**Task prompt**
Copy each line of the data below exactly, leaving out pictures.

>>>

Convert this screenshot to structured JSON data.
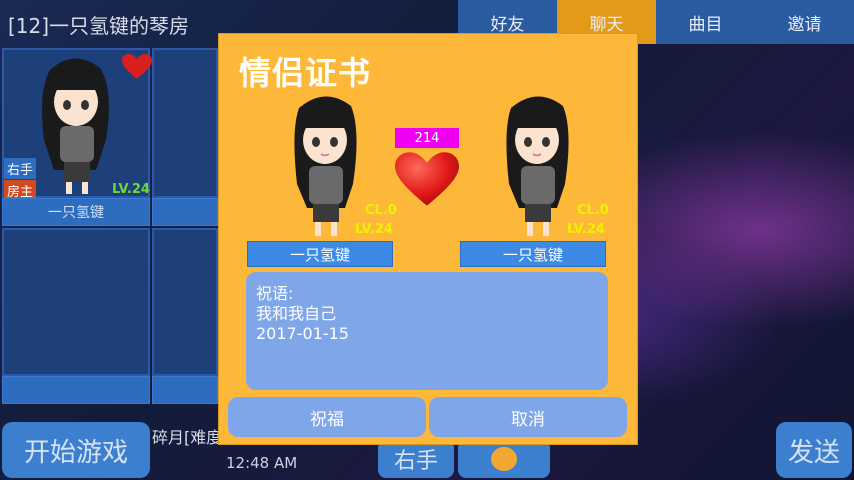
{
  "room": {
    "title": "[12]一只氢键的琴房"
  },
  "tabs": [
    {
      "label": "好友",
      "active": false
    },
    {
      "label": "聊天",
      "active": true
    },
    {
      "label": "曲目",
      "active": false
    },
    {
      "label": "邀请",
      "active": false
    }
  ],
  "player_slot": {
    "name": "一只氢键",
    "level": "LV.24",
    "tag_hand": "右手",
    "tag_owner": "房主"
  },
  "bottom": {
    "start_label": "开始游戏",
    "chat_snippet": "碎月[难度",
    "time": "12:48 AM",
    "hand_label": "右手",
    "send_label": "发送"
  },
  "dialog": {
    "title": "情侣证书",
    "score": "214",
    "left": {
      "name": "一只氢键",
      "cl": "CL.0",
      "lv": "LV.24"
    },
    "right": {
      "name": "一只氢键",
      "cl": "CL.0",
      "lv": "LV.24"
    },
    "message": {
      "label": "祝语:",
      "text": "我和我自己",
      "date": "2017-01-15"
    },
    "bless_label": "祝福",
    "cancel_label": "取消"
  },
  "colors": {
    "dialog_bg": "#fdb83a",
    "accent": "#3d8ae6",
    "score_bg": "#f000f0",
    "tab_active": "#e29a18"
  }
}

<<<

**Result of this exercise**
Convert this screenshot to structured JSON data.
{
  "room": {
    "title": "[12]一只氢键的琴房"
  },
  "tabs": [
    {
      "label": "好友",
      "active": false
    },
    {
      "label": "聊天",
      "active": true
    },
    {
      "label": "曲目",
      "active": false
    },
    {
      "label": "邀请",
      "active": false
    }
  ],
  "player_slot": {
    "name": "一只氢键",
    "level": "LV.24",
    "tag_hand": "右手",
    "tag_owner": "房主"
  },
  "bottom": {
    "start_label": "开始游戏",
    "chat_snippet": "碎月[难度",
    "time": "12:48 AM",
    "hand_label": "右手",
    "send_label": "发送"
  },
  "dialog": {
    "title": "情侣证书",
    "score": "214",
    "left": {
      "name": "一只氢键",
      "cl": "CL.0",
      "lv": "LV.24"
    },
    "right": {
      "name": "一只氢键",
      "cl": "CL.0",
      "lv": "LV.24"
    },
    "message": {
      "label": "祝语:",
      "text": "我和我自己",
      "date": "2017-01-15"
    },
    "bless_label": "祝福",
    "cancel_label": "取消"
  },
  "colors": {
    "dialog_bg": "#fdb83a",
    "accent": "#3d8ae6",
    "score_bg": "#f000f0",
    "tab_active": "#e29a18"
  }
}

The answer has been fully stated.